---- DATA LISTING

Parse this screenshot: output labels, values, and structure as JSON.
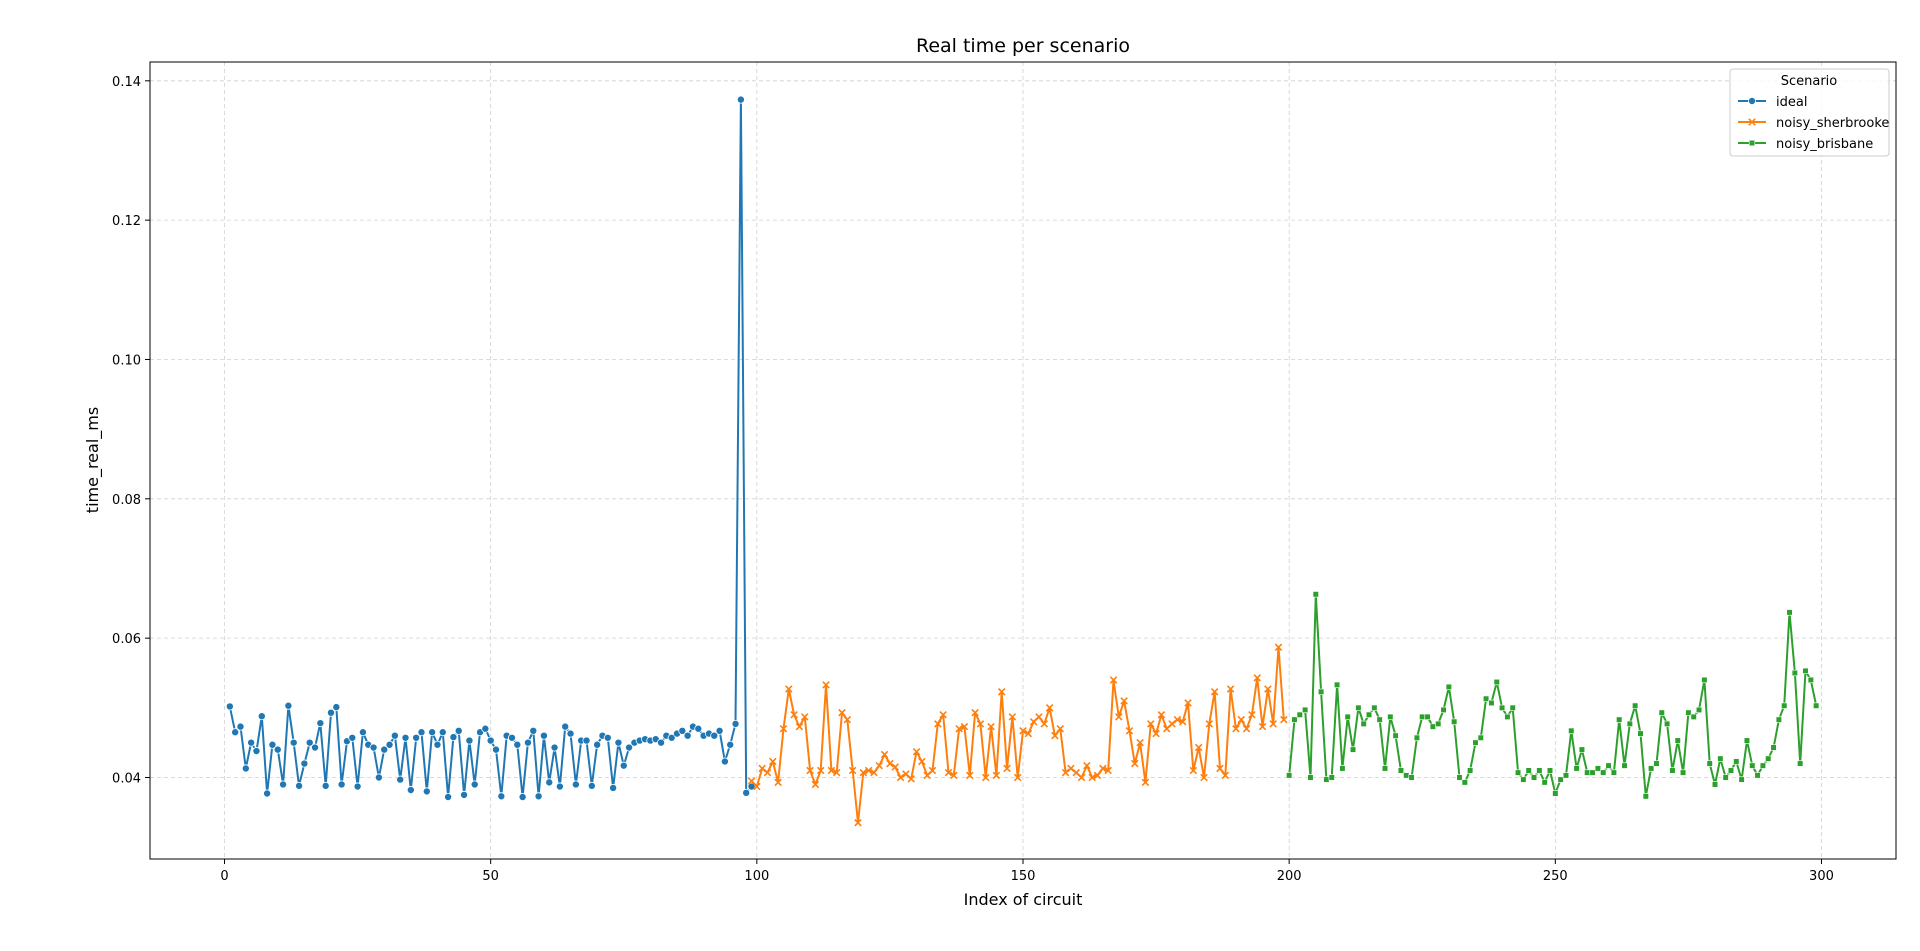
{
  "chart_data": {
    "type": "line",
    "title": "Real time per scenario",
    "xlabel": "Index of circuit",
    "ylabel": "time_real_ms",
    "xlim": [
      -14,
      314
    ],
    "ylim": [
      0.0283,
      0.1427
    ],
    "xticks": [
      0,
      50,
      100,
      150,
      200,
      250,
      300
    ],
    "yticks": [
      0.04,
      0.06,
      0.08,
      0.1,
      0.12,
      0.14
    ],
    "ytick_labels": [
      "0.04",
      "0.06",
      "0.08",
      "0.10",
      "0.12",
      "0.14"
    ],
    "grid": true,
    "legend": {
      "title": "Scenario",
      "position": "top-right"
    },
    "series": [
      {
        "name": "ideal",
        "color": "#1f77b4",
        "marker": "circle",
        "x_start": 1,
        "values": [
          0.0502,
          0.0465,
          0.0473,
          0.0413,
          0.045,
          0.0438,
          0.0488,
          0.0377,
          0.0447,
          0.044,
          0.039,
          0.0503,
          0.045,
          0.0388,
          0.042,
          0.045,
          0.0443,
          0.0478,
          0.0388,
          0.0493,
          0.0501,
          0.039,
          0.0452,
          0.0457,
          0.0387,
          0.0465,
          0.0447,
          0.0443,
          0.04,
          0.044,
          0.0447,
          0.046,
          0.0397,
          0.0457,
          0.0382,
          0.0457,
          0.0465,
          0.038,
          0.0465,
          0.0447,
          0.0465,
          0.0372,
          0.0458,
          0.0467,
          0.0375,
          0.0453,
          0.039,
          0.0465,
          0.047,
          0.0453,
          0.044,
          0.0373,
          0.046,
          0.0457,
          0.0447,
          0.0372,
          0.045,
          0.0467,
          0.0373,
          0.046,
          0.0393,
          0.0443,
          0.0387,
          0.0473,
          0.0463,
          0.039,
          0.0453,
          0.0453,
          0.0388,
          0.0447,
          0.046,
          0.0457,
          0.0385,
          0.045,
          0.0417,
          0.0443,
          0.045,
          0.0453,
          0.0455,
          0.0453,
          0.0455,
          0.045,
          0.046,
          0.0457,
          0.0463,
          0.0467,
          0.046,
          0.0473,
          0.047,
          0.046,
          0.0463,
          0.046,
          0.0467,
          0.0423,
          0.0447,
          0.0477,
          0.1373,
          0.0378,
          0.0387
        ]
      },
      {
        "name": "noisy_sherbrooke",
        "color": "#ff7f0e",
        "marker": "x",
        "x_start": 99,
        "values": [
          0.0395,
          0.0387,
          0.0413,
          0.0407,
          0.0423,
          0.0393,
          0.047,
          0.0527,
          0.049,
          0.0473,
          0.0487,
          0.041,
          0.039,
          0.041,
          0.0533,
          0.041,
          0.0407,
          0.0493,
          0.0483,
          0.041,
          0.0335,
          0.0407,
          0.041,
          0.0407,
          0.0417,
          0.0433,
          0.042,
          0.0415,
          0.04,
          0.0405,
          0.0398,
          0.0437,
          0.0423,
          0.0403,
          0.041,
          0.0477,
          0.049,
          0.0407,
          0.0403,
          0.047,
          0.0473,
          0.0403,
          0.0493,
          0.0477,
          0.04,
          0.0473,
          0.0403,
          0.0523,
          0.0413,
          0.0487,
          0.04,
          0.0467,
          0.0463,
          0.048,
          0.0487,
          0.0477,
          0.05,
          0.046,
          0.047,
          0.0407,
          0.0413,
          0.0407,
          0.04,
          0.0417,
          0.04,
          0.0403,
          0.0413,
          0.041,
          0.054,
          0.0487,
          0.051,
          0.0467,
          0.042,
          0.045,
          0.0393,
          0.0477,
          0.0463,
          0.049,
          0.047,
          0.0477,
          0.0483,
          0.048,
          0.0507,
          0.041,
          0.0443,
          0.04,
          0.0477,
          0.0523,
          0.0413,
          0.0403,
          0.0527,
          0.047,
          0.0483,
          0.047,
          0.049,
          0.0543,
          0.0473,
          0.0527,
          0.0477,
          0.0587,
          0.0483
        ]
      },
      {
        "name": "noisy_brisbane",
        "color": "#2ca02c",
        "marker": "square",
        "x_start": 200,
        "values": [
          0.0403,
          0.0483,
          0.049,
          0.0497,
          0.04,
          0.0663,
          0.0523,
          0.0397,
          0.04,
          0.0533,
          0.0413,
          0.0487,
          0.044,
          0.05,
          0.0477,
          0.049,
          0.05,
          0.0483,
          0.0413,
          0.0487,
          0.046,
          0.041,
          0.0403,
          0.04,
          0.0457,
          0.0487,
          0.0487,
          0.0473,
          0.0477,
          0.0497,
          0.053,
          0.048,
          0.04,
          0.0393,
          0.041,
          0.045,
          0.0457,
          0.0513,
          0.0507,
          0.0537,
          0.05,
          0.0487,
          0.05,
          0.0407,
          0.0397,
          0.041,
          0.04,
          0.041,
          0.0393,
          0.041,
          0.0377,
          0.0397,
          0.0403,
          0.0467,
          0.0413,
          0.044,
          0.0407,
          0.0407,
          0.0413,
          0.0407,
          0.0417,
          0.0407,
          0.0483,
          0.0417,
          0.0477,
          0.0503,
          0.0463,
          0.0373,
          0.0413,
          0.042,
          0.0493,
          0.0477,
          0.041,
          0.0453,
          0.0407,
          0.0493,
          0.0487,
          0.0497,
          0.054,
          0.042,
          0.039,
          0.0427,
          0.04,
          0.041,
          0.0423,
          0.0397,
          0.0453,
          0.0417,
          0.0403,
          0.0417,
          0.0427,
          0.0443,
          0.0483,
          0.0503,
          0.0637,
          0.055,
          0.042,
          0.0553,
          0.054,
          0.0503
        ]
      }
    ]
  }
}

--------

Print out the whole of the material word for word, without pictures.

COMPLETE ANSWER:
Parse this screenshot: output labels, values, and structure as JSON.
{
  "chart_data": {
    "type": "line",
    "title": "Real time per scenario",
    "xlabel": "Index of circuit",
    "ylabel": "time_real_ms",
    "xlim": [
      -14,
      314
    ],
    "ylim": [
      0.0283,
      0.1427
    ],
    "xticks": [
      0,
      50,
      100,
      150,
      200,
      250,
      300
    ],
    "yticks": [
      0.04,
      0.06,
      0.08,
      0.1,
      0.12,
      0.14
    ],
    "ytick_labels": [
      "0.04",
      "0.06",
      "0.08",
      "0.10",
      "0.12",
      "0.14"
    ],
    "grid": true,
    "legend": {
      "title": "Scenario",
      "position": "top-right"
    },
    "series": [
      {
        "name": "ideal",
        "color": "#1f77b4",
        "marker": "circle",
        "x_start": 1,
        "values": [
          0.0502,
          0.0465,
          0.0473,
          0.0413,
          0.045,
          0.0438,
          0.0488,
          0.0377,
          0.0447,
          0.044,
          0.039,
          0.0503,
          0.045,
          0.0388,
          0.042,
          0.045,
          0.0443,
          0.0478,
          0.0388,
          0.0493,
          0.0501,
          0.039,
          0.0452,
          0.0457,
          0.0387,
          0.0465,
          0.0447,
          0.0443,
          0.04,
          0.044,
          0.0447,
          0.046,
          0.0397,
          0.0457,
          0.0382,
          0.0457,
          0.0465,
          0.038,
          0.0465,
          0.0447,
          0.0465,
          0.0372,
          0.0458,
          0.0467,
          0.0375,
          0.0453,
          0.039,
          0.0465,
          0.047,
          0.0453,
          0.044,
          0.0373,
          0.046,
          0.0457,
          0.0447,
          0.0372,
          0.045,
          0.0467,
          0.0373,
          0.046,
          0.0393,
          0.0443,
          0.0387,
          0.0473,
          0.0463,
          0.039,
          0.0453,
          0.0453,
          0.0388,
          0.0447,
          0.046,
          0.0457,
          0.0385,
          0.045,
          0.0417,
          0.0443,
          0.045,
          0.0453,
          0.0455,
          0.0453,
          0.0455,
          0.045,
          0.046,
          0.0457,
          0.0463,
          0.0467,
          0.046,
          0.0473,
          0.047,
          0.046,
          0.0463,
          0.046,
          0.0467,
          0.0423,
          0.0447,
          0.0477,
          0.1373,
          0.0378,
          0.0387
        ]
      },
      {
        "name": "noisy_sherbrooke",
        "color": "#ff7f0e",
        "marker": "x",
        "x_start": 99,
        "values": [
          0.0395,
          0.0387,
          0.0413,
          0.0407,
          0.0423,
          0.0393,
          0.047,
          0.0527,
          0.049,
          0.0473,
          0.0487,
          0.041,
          0.039,
          0.041,
          0.0533,
          0.041,
          0.0407,
          0.0493,
          0.0483,
          0.041,
          0.0335,
          0.0407,
          0.041,
          0.0407,
          0.0417,
          0.0433,
          0.042,
          0.0415,
          0.04,
          0.0405,
          0.0398,
          0.0437,
          0.0423,
          0.0403,
          0.041,
          0.0477,
          0.049,
          0.0407,
          0.0403,
          0.047,
          0.0473,
          0.0403,
          0.0493,
          0.0477,
          0.04,
          0.0473,
          0.0403,
          0.0523,
          0.0413,
          0.0487,
          0.04,
          0.0467,
          0.0463,
          0.048,
          0.0487,
          0.0477,
          0.05,
          0.046,
          0.047,
          0.0407,
          0.0413,
          0.0407,
          0.04,
          0.0417,
          0.04,
          0.0403,
          0.0413,
          0.041,
          0.054,
          0.0487,
          0.051,
          0.0467,
          0.042,
          0.045,
          0.0393,
          0.0477,
          0.0463,
          0.049,
          0.047,
          0.0477,
          0.0483,
          0.048,
          0.0507,
          0.041,
          0.0443,
          0.04,
          0.0477,
          0.0523,
          0.0413,
          0.0403,
          0.0527,
          0.047,
          0.0483,
          0.047,
          0.049,
          0.0543,
          0.0473,
          0.0527,
          0.0477,
          0.0587,
          0.0483
        ]
      },
      {
        "name": "noisy_brisbane",
        "color": "#2ca02c",
        "marker": "square",
        "x_start": 200,
        "values": [
          0.0403,
          0.0483,
          0.049,
          0.0497,
          0.04,
          0.0663,
          0.0523,
          0.0397,
          0.04,
          0.0533,
          0.0413,
          0.0487,
          0.044,
          0.05,
          0.0477,
          0.049,
          0.05,
          0.0483,
          0.0413,
          0.0487,
          0.046,
          0.041,
          0.0403,
          0.04,
          0.0457,
          0.0487,
          0.0487,
          0.0473,
          0.0477,
          0.0497,
          0.053,
          0.048,
          0.04,
          0.0393,
          0.041,
          0.045,
          0.0457,
          0.0513,
          0.0507,
          0.0537,
          0.05,
          0.0487,
          0.05,
          0.0407,
          0.0397,
          0.041,
          0.04,
          0.041,
          0.0393,
          0.041,
          0.0377,
          0.0397,
          0.0403,
          0.0467,
          0.0413,
          0.044,
          0.0407,
          0.0407,
          0.0413,
          0.0407,
          0.0417,
          0.0407,
          0.0483,
          0.0417,
          0.0477,
          0.0503,
          0.0463,
          0.0373,
          0.0413,
          0.042,
          0.0493,
          0.0477,
          0.041,
          0.0453,
          0.0407,
          0.0493,
          0.0487,
          0.0497,
          0.054,
          0.042,
          0.039,
          0.0427,
          0.04,
          0.041,
          0.0423,
          0.0397,
          0.0453,
          0.0417,
          0.0403,
          0.0417,
          0.0427,
          0.0443,
          0.0483,
          0.0503,
          0.0637,
          0.055,
          0.042,
          0.0553,
          0.054,
          0.0503
        ]
      }
    ]
  }
}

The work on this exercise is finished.